Repeat the whole listing below, word for word.
:: PROVIDED DATA ::
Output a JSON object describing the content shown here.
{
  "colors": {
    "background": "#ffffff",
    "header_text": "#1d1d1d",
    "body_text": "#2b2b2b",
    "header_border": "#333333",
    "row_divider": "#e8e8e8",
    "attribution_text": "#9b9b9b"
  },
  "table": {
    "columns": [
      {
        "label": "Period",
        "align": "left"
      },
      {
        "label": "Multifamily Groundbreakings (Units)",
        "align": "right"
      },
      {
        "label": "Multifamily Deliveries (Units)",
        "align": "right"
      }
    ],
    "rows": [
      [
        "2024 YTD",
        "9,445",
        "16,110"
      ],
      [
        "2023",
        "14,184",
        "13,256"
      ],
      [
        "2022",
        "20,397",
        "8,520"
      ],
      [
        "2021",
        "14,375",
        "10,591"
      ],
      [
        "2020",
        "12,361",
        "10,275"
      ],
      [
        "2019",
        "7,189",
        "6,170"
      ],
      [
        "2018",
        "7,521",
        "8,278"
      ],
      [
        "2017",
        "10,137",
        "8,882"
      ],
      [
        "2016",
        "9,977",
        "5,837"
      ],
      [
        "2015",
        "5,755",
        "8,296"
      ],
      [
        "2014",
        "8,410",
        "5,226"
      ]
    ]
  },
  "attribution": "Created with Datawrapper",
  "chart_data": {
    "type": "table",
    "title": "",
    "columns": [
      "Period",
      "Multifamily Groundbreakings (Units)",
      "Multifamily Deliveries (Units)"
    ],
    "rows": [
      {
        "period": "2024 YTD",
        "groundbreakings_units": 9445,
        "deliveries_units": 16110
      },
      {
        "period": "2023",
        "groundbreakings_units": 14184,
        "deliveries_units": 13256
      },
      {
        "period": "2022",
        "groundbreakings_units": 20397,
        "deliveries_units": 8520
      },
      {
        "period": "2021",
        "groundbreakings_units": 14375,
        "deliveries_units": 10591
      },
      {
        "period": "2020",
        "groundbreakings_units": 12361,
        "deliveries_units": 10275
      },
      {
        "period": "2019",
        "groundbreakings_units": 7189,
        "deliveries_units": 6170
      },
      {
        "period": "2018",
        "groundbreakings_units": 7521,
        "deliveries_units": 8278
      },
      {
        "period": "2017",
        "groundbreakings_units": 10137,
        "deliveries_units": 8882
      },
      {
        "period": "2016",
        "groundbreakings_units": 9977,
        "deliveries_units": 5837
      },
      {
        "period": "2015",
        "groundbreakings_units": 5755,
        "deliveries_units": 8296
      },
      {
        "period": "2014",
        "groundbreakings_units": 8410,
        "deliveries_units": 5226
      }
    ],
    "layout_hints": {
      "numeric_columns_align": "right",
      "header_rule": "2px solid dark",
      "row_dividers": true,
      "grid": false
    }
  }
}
:::
### OUTPUT BELOW
Output a JSON object describing the content shown here.
{
  "colors": {
    "background": "#ffffff",
    "header_text": "#1d1d1d",
    "body_text": "#2b2b2b",
    "header_border": "#333333",
    "row_divider": "#e8e8e8",
    "attribution_text": "#9b9b9b"
  },
  "table": {
    "columns": [
      {
        "label": "Period",
        "align": "left"
      },
      {
        "label": "Multifamily Groundbreakings (Units)",
        "align": "right"
      },
      {
        "label": "Multifamily Deliveries (Units)",
        "align": "right"
      }
    ],
    "rows": [
      [
        "2024 YTD",
        "9,445",
        "16,110"
      ],
      [
        "2023",
        "14,184",
        "13,256"
      ],
      [
        "2022",
        "20,397",
        "8,520"
      ],
      [
        "2021",
        "14,375",
        "10,591"
      ],
      [
        "2020",
        "12,361",
        "10,275"
      ],
      [
        "2019",
        "7,189",
        "6,170"
      ],
      [
        "2018",
        "7,521",
        "8,278"
      ],
      [
        "2017",
        "10,137",
        "8,882"
      ],
      [
        "2016",
        "9,977",
        "5,837"
      ],
      [
        "2015",
        "5,755",
        "8,296"
      ],
      [
        "2014",
        "8,410",
        "5,226"
      ]
    ]
  },
  "attribution": "Created with Datawrapper",
  "chart_data": {
    "type": "table",
    "title": "",
    "columns": [
      "Period",
      "Multifamily Groundbreakings (Units)",
      "Multifamily Deliveries (Units)"
    ],
    "rows": [
      {
        "period": "2024 YTD",
        "groundbreakings_units": 9445,
        "deliveries_units": 16110
      },
      {
        "period": "2023",
        "groundbreakings_units": 14184,
        "deliveries_units": 13256
      },
      {
        "period": "2022",
        "groundbreakings_units": 20397,
        "deliveries_units": 8520
      },
      {
        "period": "2021",
        "groundbreakings_units": 14375,
        "deliveries_units": 10591
      },
      {
        "period": "2020",
        "groundbreakings_units": 12361,
        "deliveries_units": 10275
      },
      {
        "period": "2019",
        "groundbreakings_units": 7189,
        "deliveries_units": 6170
      },
      {
        "period": "2018",
        "groundbreakings_units": 7521,
        "deliveries_units": 8278
      },
      {
        "period": "2017",
        "groundbreakings_units": 10137,
        "deliveries_units": 8882
      },
      {
        "period": "2016",
        "groundbreakings_units": 9977,
        "deliveries_units": 5837
      },
      {
        "period": "2015",
        "groundbreakings_units": 5755,
        "deliveries_units": 8296
      },
      {
        "period": "2014",
        "groundbreakings_units": 8410,
        "deliveries_units": 5226
      }
    ],
    "layout_hints": {
      "numeric_columns_align": "right",
      "header_rule": "2px solid dark",
      "row_dividers": true,
      "grid": false
    }
  }
}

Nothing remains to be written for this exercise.